** Begin STORED ROWS **
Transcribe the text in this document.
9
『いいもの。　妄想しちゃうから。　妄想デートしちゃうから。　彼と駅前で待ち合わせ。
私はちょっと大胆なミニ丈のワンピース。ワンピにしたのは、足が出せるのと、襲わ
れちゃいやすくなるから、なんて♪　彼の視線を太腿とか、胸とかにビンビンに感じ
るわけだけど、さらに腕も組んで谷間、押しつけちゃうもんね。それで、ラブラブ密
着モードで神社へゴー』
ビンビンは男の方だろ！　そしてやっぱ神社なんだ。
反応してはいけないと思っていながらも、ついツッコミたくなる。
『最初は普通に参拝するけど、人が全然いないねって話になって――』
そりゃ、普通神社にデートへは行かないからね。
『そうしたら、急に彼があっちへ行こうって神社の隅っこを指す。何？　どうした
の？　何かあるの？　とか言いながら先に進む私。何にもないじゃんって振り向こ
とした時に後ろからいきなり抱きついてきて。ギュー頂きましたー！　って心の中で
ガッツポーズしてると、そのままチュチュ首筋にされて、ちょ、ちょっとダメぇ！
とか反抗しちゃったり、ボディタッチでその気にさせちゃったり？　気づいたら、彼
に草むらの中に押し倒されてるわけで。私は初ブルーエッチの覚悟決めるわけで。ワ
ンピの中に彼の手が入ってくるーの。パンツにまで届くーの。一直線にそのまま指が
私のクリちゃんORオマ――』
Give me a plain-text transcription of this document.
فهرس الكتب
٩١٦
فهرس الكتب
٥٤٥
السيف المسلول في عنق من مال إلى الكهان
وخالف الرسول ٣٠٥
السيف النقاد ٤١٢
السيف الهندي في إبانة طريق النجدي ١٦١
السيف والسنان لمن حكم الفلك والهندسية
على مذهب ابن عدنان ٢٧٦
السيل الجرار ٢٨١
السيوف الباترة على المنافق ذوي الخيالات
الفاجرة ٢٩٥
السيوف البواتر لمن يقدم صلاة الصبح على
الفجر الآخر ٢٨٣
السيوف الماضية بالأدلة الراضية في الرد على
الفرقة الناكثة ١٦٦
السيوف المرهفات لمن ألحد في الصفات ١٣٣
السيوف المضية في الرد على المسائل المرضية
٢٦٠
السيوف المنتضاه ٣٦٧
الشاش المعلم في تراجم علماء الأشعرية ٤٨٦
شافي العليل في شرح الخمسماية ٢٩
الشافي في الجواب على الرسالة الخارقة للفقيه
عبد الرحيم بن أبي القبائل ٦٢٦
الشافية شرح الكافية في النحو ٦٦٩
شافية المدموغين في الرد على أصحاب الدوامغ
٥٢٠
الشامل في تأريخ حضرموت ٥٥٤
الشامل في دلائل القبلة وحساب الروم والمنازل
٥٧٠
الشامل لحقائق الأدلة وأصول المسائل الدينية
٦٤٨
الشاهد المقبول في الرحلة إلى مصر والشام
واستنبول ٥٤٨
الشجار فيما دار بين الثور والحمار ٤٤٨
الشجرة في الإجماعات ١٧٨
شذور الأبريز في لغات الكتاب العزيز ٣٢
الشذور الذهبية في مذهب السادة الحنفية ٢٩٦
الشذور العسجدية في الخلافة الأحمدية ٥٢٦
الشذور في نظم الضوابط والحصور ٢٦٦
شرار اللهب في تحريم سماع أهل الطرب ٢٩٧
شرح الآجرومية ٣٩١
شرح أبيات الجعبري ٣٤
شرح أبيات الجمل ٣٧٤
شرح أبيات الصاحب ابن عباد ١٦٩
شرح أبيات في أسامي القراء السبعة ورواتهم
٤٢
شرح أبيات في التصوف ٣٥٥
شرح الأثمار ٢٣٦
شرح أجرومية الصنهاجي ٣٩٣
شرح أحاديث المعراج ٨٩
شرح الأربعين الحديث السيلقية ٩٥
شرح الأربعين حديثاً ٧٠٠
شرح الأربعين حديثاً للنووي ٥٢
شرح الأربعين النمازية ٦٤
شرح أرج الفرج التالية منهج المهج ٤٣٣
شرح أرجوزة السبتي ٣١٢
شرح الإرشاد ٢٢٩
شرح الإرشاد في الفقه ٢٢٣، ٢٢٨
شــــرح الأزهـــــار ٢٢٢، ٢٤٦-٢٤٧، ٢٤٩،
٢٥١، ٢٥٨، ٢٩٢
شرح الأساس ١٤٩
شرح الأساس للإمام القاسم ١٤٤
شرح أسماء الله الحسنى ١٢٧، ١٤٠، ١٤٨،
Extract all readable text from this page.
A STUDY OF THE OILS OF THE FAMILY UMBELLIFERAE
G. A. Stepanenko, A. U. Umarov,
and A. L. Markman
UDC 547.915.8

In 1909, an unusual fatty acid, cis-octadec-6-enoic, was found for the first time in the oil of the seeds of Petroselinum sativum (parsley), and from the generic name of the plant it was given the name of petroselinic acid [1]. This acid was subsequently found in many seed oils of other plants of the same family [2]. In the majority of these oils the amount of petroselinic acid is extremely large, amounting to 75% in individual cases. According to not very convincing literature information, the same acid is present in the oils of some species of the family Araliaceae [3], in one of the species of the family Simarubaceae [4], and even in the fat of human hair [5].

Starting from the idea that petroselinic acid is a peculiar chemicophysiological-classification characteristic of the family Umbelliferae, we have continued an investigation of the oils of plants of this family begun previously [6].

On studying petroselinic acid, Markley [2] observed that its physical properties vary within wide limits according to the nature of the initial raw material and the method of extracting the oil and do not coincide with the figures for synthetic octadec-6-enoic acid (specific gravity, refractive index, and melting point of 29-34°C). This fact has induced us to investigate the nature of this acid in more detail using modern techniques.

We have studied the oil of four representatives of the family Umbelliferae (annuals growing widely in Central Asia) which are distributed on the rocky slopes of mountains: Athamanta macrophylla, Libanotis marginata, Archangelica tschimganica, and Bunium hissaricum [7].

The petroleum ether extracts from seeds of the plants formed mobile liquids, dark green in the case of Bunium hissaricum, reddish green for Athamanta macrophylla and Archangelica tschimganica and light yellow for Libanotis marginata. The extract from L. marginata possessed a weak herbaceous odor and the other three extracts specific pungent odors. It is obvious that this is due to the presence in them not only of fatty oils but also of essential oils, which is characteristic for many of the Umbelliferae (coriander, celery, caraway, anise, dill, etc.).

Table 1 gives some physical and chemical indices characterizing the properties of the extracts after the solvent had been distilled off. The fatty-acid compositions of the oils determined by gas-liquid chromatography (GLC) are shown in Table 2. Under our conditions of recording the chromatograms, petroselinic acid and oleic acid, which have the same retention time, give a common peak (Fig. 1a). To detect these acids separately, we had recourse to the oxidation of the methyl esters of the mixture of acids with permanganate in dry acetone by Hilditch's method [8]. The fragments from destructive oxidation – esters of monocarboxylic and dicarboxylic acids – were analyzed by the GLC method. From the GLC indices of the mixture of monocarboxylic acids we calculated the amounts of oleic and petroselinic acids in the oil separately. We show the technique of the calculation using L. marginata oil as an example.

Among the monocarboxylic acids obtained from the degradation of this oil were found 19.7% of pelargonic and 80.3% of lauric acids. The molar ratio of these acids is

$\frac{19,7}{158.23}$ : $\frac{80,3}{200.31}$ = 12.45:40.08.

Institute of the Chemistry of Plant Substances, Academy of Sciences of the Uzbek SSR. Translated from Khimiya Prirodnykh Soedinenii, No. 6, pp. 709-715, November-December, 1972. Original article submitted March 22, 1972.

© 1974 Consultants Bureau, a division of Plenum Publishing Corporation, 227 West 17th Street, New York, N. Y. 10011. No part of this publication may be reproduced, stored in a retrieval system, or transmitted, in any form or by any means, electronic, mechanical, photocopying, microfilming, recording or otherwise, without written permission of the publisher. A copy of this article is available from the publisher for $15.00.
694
** End STORED ROWS **
SHORT TASK: Quote all the records exactly, please, leaving none out.

ANSWER TO THIS TASK:
Transcribe the text in this document.
9
『いいもの。　妄想しちゃうから。　妄想デートしちゃうから。　彼と駅前で待ち合わせ。
私はちょっと大胆なミニ丈のワンピース。ワンピにしたのは、足が出せるのと、襲わ
れちゃいやすくなるから、なんて♪　彼の視線を太腿とか、胸とかにビンビンに感じ
るわけだけど、さらに腕も組んで谷間、押しつけちゃうもんね。それで、ラブラブ密
着モードで神社へゴー』
ビンビンは男の方だろ！　そしてやっぱ神社なんだ。
反応してはいけないと思っていながらも、ついツッコミたくなる。
『最初は普通に参拝するけど、人が全然いないねって話になって――』
そりゃ、普通神社にデートへは行かないからね。
『そうしたら、急に彼があっちへ行こうって神社の隅っこを指す。何？　どうした
の？　何かあるの？　とか言いながら先に進む私。何にもないじゃんって振り向こ
とした時に後ろからいきなり抱きついてきて。ギュー頂きましたー！　って心の中で
ガッツポーズしてると、そのままチュチュ首筋にされて、ちょ、ちょっとダメぇ！
とか反抗しちゃったり、ボディタッチでその気にさせちゃったり？　気づいたら、彼
に草むらの中に押し倒されてるわけで。私は初ブルーエッチの覚悟決めるわけで。ワ
ンピの中に彼の手が入ってくるーの。パンツにまで届くーの。一直線にそのまま指が
私のクリちゃんORオマ――』
Give me a plain-text transcription of this document.
فهرس الكتب
٩١٦
فهرس الكتب
٥٤٥
السيف المسلول في عنق من مال إلى الكهان
وخالف الرسول ٣٠٥
السيف النقاد ٤١٢
السيف الهندي في إبانة طريق النجدي ١٦١
السيف والسنان لمن حكم الفلك والهندسية
على مذهب ابن عدنان ٢٧٦
السيل الجرار ٢٨١
السيوف الباترة على المنافق ذوي الخيالات
الفاجرة ٢٩٥
السيوف البواتر لمن يقدم صلاة الصبح على
الفجر الآخر ٢٨٣
السيوف الماضية بالأدلة الراضية في الرد على
الفرقة الناكثة ١٦٦
السيوف المرهفات لمن ألحد في الصفات ١٣٣
السيوف المضية في الرد على المسائل المرضية
٢٦٠
السيوف المنتضاه ٣٦٧
الشاش المعلم في تراجم علماء الأشعرية ٤٨٦
شافي العليل في شرح الخمسماية ٢٩
الشافي في الجواب على الرسالة الخارقة للفقيه
عبد الرحيم بن أبي القبائل ٦٢٦
الشافية شرح الكافية في النحو ٦٦٩
شافية المدموغين في الرد على أصحاب الدوامغ
٥٢٠
الشامل في تأريخ حضرموت ٥٥٤
الشامل في دلائل القبلة وحساب الروم والمنازل
٥٧٠
الشامل لحقائق الأدلة وأصول المسائل الدينية
٦٤٨
الشاهد المقبول في الرحلة إلى مصر والشام
واستنبول ٥٤٨
الشجار فيما دار بين الثور والحمار ٤٤٨
الشجرة في الإجماعات ١٧٨
شذور الأبريز في لغات الكتاب العزيز ٣٢
الشذور الذهبية في مذهب السادة الحنفية ٢٩٦
الشذور العسجدية في الخلافة الأحمدية ٥٢٦
الشذور في نظم الضوابط والحصور ٢٦٦
شرار اللهب في تحريم سماع أهل الطرب ٢٩٧
شرح الآجرومية ٣٩١
شرح أبيات الجعبري ٣٤
شرح أبيات الجمل ٣٧٤
شرح أبيات الصاحب ابن عباد ١٦٩
شرح أبيات في أسامي القراء السبعة ورواتهم
٤٢
شرح أبيات في التصوف ٣٥٥
شرح الأثمار ٢٣٦
شرح أجرومية الصنهاجي ٣٩٣
شرح أحاديث المعراج ٨٩
شرح الأربعين الحديث السيلقية ٩٥
شرح الأربعين حديثاً ٧٠٠
شرح الأربعين حديثاً للنووي ٥٢
شرح الأربعين النمازية ٦٤
شرح أرج الفرج التالية منهج المهج ٤٣٣
شرح أرجوزة السبتي ٣١٢
شرح الإرشاد ٢٢٩
شرح الإرشاد في الفقه ٢٢٣، ٢٢٨
شــــرح الأزهـــــار ٢٢٢، ٢٤٦-٢٤٧، ٢٤٩،
٢٥١، ٢٥٨، ٢٩٢
شرح الأساس ١٤٩
شرح الأساس للإمام القاسم ١٤٤
شرح أسماء الله الحسنى ١٢٧، ١٤٠، ١٤٨،
Extract all readable text from this page.
A STUDY OF THE OILS OF THE FAMILY UMBELLIFERAE
G. A. Stepanenko, A. U. Umarov,
and A. L. Markman
UDC 547.915.8

In 1909, an unusual fatty acid, cis-octadec-6-enoic, was found for the first time in the oil of the seeds of Petroselinum sativum (parsley), and from the generic name of the plant it was given the name of petroselinic acid [1]. This acid was subsequently found in many seed oils of other plants of the same family [2]. In the majority of these oils the amount of petroselinic acid is extremely large, amounting to 75% in individual cases. According to not very convincing literature information, the same acid is present in the oils of some species of the family Araliaceae [3], in one of the species of the family Simarubaceae [4], and even in the fat of human hair [5].

Starting from the idea that petroselinic acid is a peculiar chemicophysiological-classification characteristic of the family Umbelliferae, we have continued an investigation of the oils of plants of this family begun previously [6].

On studying petroselinic acid, Markley [2] observed that its physical properties vary within wide limits according to the nature of the initial raw material and the method of extracting the oil and do not coincide with the figures for synthetic octadec-6-enoic acid (specific gravity, refractive index, and melting point of 29-34°C). This fact has induced us to investigate the nature of this acid in more detail using modern techniques.

We have studied the oil of four representatives of the family Umbelliferae (annuals growing widely in Central Asia) which are distributed on the rocky slopes of mountains: Athamanta macrophylla, Libanotis marginata, Archangelica tschimganica, and Bunium hissaricum [7].

The petroleum ether extracts from seeds of the plants formed mobile liquids, dark green in the case of Bunium hissaricum, reddish green for Athamanta macrophylla and Archangelica tschimganica and light yellow for Libanotis marginata. The extract from L. marginata possessed a weak herbaceous odor and the other three extracts specific pungent odors. It is obvious that this is due to the presence in them not only of fatty oils but also of essential oils, which is characteristic for many of the Umbelliferae (coriander, celery, caraway, anise, dill, etc.).

Table 1 gives some physical and chemical indices characterizing the properties of the extracts after the solvent had been distilled off. The fatty-acid compositions of the oils determined by gas-liquid chromatography (GLC) are shown in Table 2. Under our conditions of recording the chromatograms, petroselinic acid and oleic acid, which have the same retention time, give a common peak (Fig. 1a). To detect these acids separately, we had recourse to the oxidation of the methyl esters of the mixture of acids with permanganate in dry acetone by Hilditch's method [8]. The fragments from destructive oxidation – esters of monocarboxylic and dicarboxylic acids – were analyzed by the GLC method. From the GLC indices of the mixture of monocarboxylic acids we calculated the amounts of oleic and petroselinic acids in the oil separately. We show the technique of the calculation using L. marginata oil as an example.

Among the monocarboxylic acids obtained from the degradation of this oil were found 19.7% of pelargonic and 80.3% of lauric acids. The molar ratio of these acids is

$\frac{19,7}{158.23}$ : $\frac{80,3}{200.31}$ = 12.45:40.08.

Institute of the Chemistry of Plant Substances, Academy of Sciences of the Uzbek SSR. Translated from Khimiya Prirodnykh Soedinenii, No. 6, pp. 709-715, November-December, 1972. Original article submitted March 22, 1972.

© 1974 Consultants Bureau, a division of Plenum Publishing Corporation, 227 West 17th Street, New York, N. Y. 10011. No part of this publication may be reproduced, stored in a retrieval system, or transmitted, in any form or by any means, electronic, mechanical, photocopying, microfilming, recording or otherwise, without written permission of the publisher. A copy of this article is available from the publisher for $15.00.
694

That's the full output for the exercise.